WHAT IS NEEDED:
Will you write out the data exactly, excluding every picture?

AVAILABLE DATA:
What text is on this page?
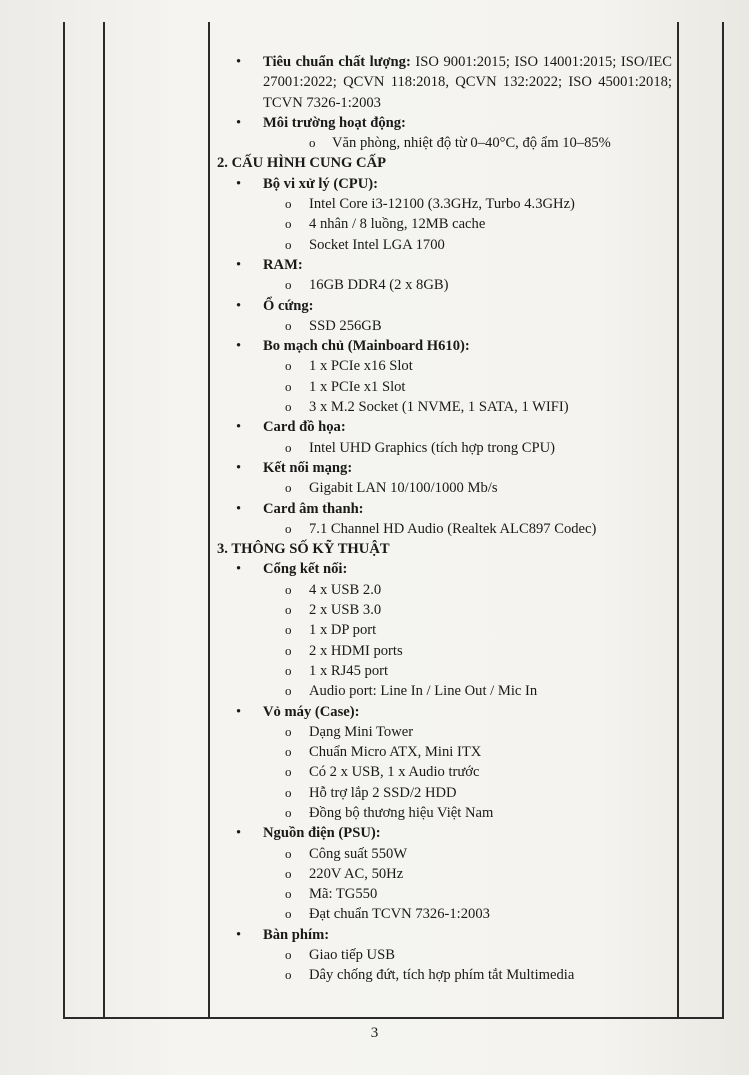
• Tiêu chuẩn chất lượng: ISO 9001:2015; ISO 14001:2015; ISO/IEC 27001:2022; QCVN 118:2018, QCVN 132:2022; ISO 45001:2018; TCVN 7326-1:2003
• Môi trường hoạt động:
o Văn phòng, nhiệt độ từ 0–40°C, độ ẩm 10–85%
2. CẤU HÌNH CUNG CẤP
• Bộ vi xử lý (CPU):
o Intel Core i3-12100 (3.3GHz, Turbo 4.3GHz)
o 4 nhân / 8 luồng, 12MB cache
o Socket Intel LGA 1700
• RAM:
o 16GB DDR4 (2 x 8GB)
• Ổ cứng:
o SSD 256GB
• Bo mạch chủ (Mainboard H610):
o 1 x PCIe x16 Slot
o 1 x PCIe x1 Slot
o 3 x M.2 Socket (1 NVME, 1 SATA, 1 WIFI)
• Card đồ họa:
o Intel UHD Graphics (tích hợp trong CPU)
• Kết nối mạng:
o Gigabit LAN 10/100/1000 Mb/s
• Card âm thanh:
o 7.1 Channel HD Audio (Realtek ALC897 Codec)
3. THÔNG SỐ KỸ THUẬT
• Cổng kết nối:
o 4 x USB 2.0
o 2 x USB 3.0
o 1 x DP port
o 2 x HDMI ports
o 1 x RJ45 port
o Audio port: Line In / Line Out / Mic In
• Vỏ máy (Case):
o Dạng Mini Tower
o Chuẩn Micro ATX, Mini ITX
o Có 2 x USB, 1 x Audio trước
o Hỗ trợ lắp 2 SSD/2 HDD
o Đồng bộ thương hiệu Việt Nam
• Nguồn điện (PSU):
o Công suất 550W
o 220V AC, 50Hz
o Mã: TG550
o Đạt chuẩn TCVN 7326-1:2003
• Bàn phím:
o Giao tiếp USB
o Dây chống đứt, tích hợp phím tắt Multimedia
3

TASK RESPONSE:
What text is on this page?
• Tiêu chuẩn chất lượng: ISO 9001:2015; ISO 14001:2015; ISO/IEC 27001:2022; QCVN 118:2018, QCVN 132:2022; ISO 45001:2018; TCVN 7326-1:2003
• Môi trường hoạt động:
o Văn phòng, nhiệt độ từ 0–40°C, độ ẩm 10–85%
2. CẤU HÌNH CUNG CẤP
• Bộ vi xử lý (CPU):
o Intel Core i3-12100 (3.3GHz, Turbo 4.3GHz)
o 4 nhân / 8 luồng, 12MB cache
o Socket Intel LGA 1700
• RAM:
o 16GB DDR4 (2 x 8GB)
• Ổ cứng:
o SSD 256GB
• Bo mạch chủ (Mainboard H610):
o 1 x PCIe x16 Slot
o 1 x PCIe x1 Slot
o 3 x M.2 Socket (1 NVME, 1 SATA, 1 WIFI)
• Card đồ họa:
o Intel UHD Graphics (tích hợp trong CPU)
• Kết nối mạng:
o Gigabit LAN 10/100/1000 Mb/s
• Card âm thanh:
o 7.1 Channel HD Audio (Realtek ALC897 Codec)
3. THÔNG SỐ KỸ THUẬT
• Cổng kết nối:
o 4 x USB 2.0
o 2 x USB 3.0
o 1 x DP port
o 2 x HDMI ports
o 1 x RJ45 port
o Audio port: Line In / Line Out / Mic In
• Vỏ máy (Case):
o Dạng Mini Tower
o Chuẩn Micro ATX, Mini ITX
o Có 2 x USB, 1 x Audio trước
o Hỗ trợ lắp 2 SSD/2 HDD
o Đồng bộ thương hiệu Việt Nam
• Nguồn điện (PSU):
o Công suất 550W
o 220V AC, 50Hz
o Mã: TG550
o Đạt chuẩn TCVN 7326-1:2003
• Bàn phím:
o Giao tiếp USB
o Dây chống đứt, tích hợp phím tắt Multimedia
3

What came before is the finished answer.